Listed entries:
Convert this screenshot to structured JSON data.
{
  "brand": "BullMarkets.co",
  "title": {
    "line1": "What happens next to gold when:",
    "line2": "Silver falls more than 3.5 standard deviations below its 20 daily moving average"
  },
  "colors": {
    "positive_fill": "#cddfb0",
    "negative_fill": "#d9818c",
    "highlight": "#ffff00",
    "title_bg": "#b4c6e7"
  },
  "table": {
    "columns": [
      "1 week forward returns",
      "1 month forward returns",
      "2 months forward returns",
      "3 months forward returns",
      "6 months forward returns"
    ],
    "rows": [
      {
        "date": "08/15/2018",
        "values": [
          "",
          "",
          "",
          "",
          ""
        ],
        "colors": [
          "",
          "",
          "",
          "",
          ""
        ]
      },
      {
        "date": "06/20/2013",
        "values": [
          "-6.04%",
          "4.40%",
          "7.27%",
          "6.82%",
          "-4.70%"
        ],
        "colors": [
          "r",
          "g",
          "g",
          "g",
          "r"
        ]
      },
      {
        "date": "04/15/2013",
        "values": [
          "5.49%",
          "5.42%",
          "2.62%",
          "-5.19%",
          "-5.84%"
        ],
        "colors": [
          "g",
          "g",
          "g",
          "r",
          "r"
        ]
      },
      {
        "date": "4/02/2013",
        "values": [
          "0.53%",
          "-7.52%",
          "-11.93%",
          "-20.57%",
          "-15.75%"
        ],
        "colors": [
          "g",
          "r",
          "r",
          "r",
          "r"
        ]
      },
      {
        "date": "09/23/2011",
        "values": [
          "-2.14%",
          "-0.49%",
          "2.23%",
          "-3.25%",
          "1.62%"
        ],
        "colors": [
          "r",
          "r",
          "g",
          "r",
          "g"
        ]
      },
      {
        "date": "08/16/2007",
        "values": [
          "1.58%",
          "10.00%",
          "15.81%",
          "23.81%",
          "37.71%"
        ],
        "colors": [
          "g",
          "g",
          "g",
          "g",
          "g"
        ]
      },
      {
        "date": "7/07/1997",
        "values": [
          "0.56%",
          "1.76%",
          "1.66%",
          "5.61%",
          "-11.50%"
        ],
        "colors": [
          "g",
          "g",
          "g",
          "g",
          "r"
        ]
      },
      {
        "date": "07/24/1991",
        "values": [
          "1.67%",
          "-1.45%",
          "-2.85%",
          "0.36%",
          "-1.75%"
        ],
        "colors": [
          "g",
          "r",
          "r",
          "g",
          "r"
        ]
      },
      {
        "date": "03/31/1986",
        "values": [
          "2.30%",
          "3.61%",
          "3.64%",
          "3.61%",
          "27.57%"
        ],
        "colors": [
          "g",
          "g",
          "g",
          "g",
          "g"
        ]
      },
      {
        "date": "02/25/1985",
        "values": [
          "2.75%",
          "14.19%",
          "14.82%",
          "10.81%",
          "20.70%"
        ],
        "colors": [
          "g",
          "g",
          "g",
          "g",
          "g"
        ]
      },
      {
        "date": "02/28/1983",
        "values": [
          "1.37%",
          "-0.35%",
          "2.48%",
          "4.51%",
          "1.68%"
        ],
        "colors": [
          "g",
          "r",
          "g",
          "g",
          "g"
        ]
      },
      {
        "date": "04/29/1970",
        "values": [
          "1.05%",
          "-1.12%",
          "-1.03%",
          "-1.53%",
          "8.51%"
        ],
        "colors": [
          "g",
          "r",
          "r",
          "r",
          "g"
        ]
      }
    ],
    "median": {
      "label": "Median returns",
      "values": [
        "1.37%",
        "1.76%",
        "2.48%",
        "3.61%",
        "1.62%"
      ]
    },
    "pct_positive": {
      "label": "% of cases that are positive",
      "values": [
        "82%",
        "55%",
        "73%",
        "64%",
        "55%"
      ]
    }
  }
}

To be done: The whole listing above needs to be written out again exactly.

Full output:
Convert this screenshot to structured JSON data.
{
  "brand": "BullMarkets.co",
  "title": {
    "line1": "What happens next to gold when:",
    "line2": "Silver falls more than 3.5 standard deviations below its 20 daily moving average"
  },
  "colors": {
    "positive_fill": "#cddfb0",
    "negative_fill": "#d9818c",
    "highlight": "#ffff00",
    "title_bg": "#b4c6e7"
  },
  "table": {
    "columns": [
      "1 week forward returns",
      "1 month forward returns",
      "2 months forward returns",
      "3 months forward returns",
      "6 months forward returns"
    ],
    "rows": [
      {
        "date": "08/15/2018",
        "values": [
          "",
          "",
          "",
          "",
          ""
        ],
        "colors": [
          "",
          "",
          "",
          "",
          ""
        ]
      },
      {
        "date": "06/20/2013",
        "values": [
          "-6.04%",
          "4.40%",
          "7.27%",
          "6.82%",
          "-4.70%"
        ],
        "colors": [
          "r",
          "g",
          "g",
          "g",
          "r"
        ]
      },
      {
        "date": "04/15/2013",
        "values": [
          "5.49%",
          "5.42%",
          "2.62%",
          "-5.19%",
          "-5.84%"
        ],
        "colors": [
          "g",
          "g",
          "g",
          "r",
          "r"
        ]
      },
      {
        "date": "4/02/2013",
        "values": [
          "0.53%",
          "-7.52%",
          "-11.93%",
          "-20.57%",
          "-15.75%"
        ],
        "colors": [
          "g",
          "r",
          "r",
          "r",
          "r"
        ]
      },
      {
        "date": "09/23/2011",
        "values": [
          "-2.14%",
          "-0.49%",
          "2.23%",
          "-3.25%",
          "1.62%"
        ],
        "colors": [
          "r",
          "r",
          "g",
          "r",
          "g"
        ]
      },
      {
        "date": "08/16/2007",
        "values": [
          "1.58%",
          "10.00%",
          "15.81%",
          "23.81%",
          "37.71%"
        ],
        "colors": [
          "g",
          "g",
          "g",
          "g",
          "g"
        ]
      },
      {
        "date": "7/07/1997",
        "values": [
          "0.56%",
          "1.76%",
          "1.66%",
          "5.61%",
          "-11.50%"
        ],
        "colors": [
          "g",
          "g",
          "g",
          "g",
          "r"
        ]
      },
      {
        "date": "07/24/1991",
        "values": [
          "1.67%",
          "-1.45%",
          "-2.85%",
          "0.36%",
          "-1.75%"
        ],
        "colors": [
          "g",
          "r",
          "r",
          "g",
          "r"
        ]
      },
      {
        "date": "03/31/1986",
        "values": [
          "2.30%",
          "3.61%",
          "3.64%",
          "3.61%",
          "27.57%"
        ],
        "colors": [
          "g",
          "g",
          "g",
          "g",
          "g"
        ]
      },
      {
        "date": "02/25/1985",
        "values": [
          "2.75%",
          "14.19%",
          "14.82%",
          "10.81%",
          "20.70%"
        ],
        "colors": [
          "g",
          "g",
          "g",
          "g",
          "g"
        ]
      },
      {
        "date": "02/28/1983",
        "values": [
          "1.37%",
          "-0.35%",
          "2.48%",
          "4.51%",
          "1.68%"
        ],
        "colors": [
          "g",
          "r",
          "g",
          "g",
          "g"
        ]
      },
      {
        "date": "04/29/1970",
        "values": [
          "1.05%",
          "-1.12%",
          "-1.03%",
          "-1.53%",
          "8.51%"
        ],
        "colors": [
          "g",
          "r",
          "r",
          "r",
          "g"
        ]
      }
    ],
    "median": {
      "label": "Median returns",
      "values": [
        "1.37%",
        "1.76%",
        "2.48%",
        "3.61%",
        "1.62%"
      ]
    },
    "pct_positive": {
      "label": "% of cases that are positive",
      "values": [
        "82%",
        "55%",
        "73%",
        "64%",
        "55%"
      ]
    }
  }
}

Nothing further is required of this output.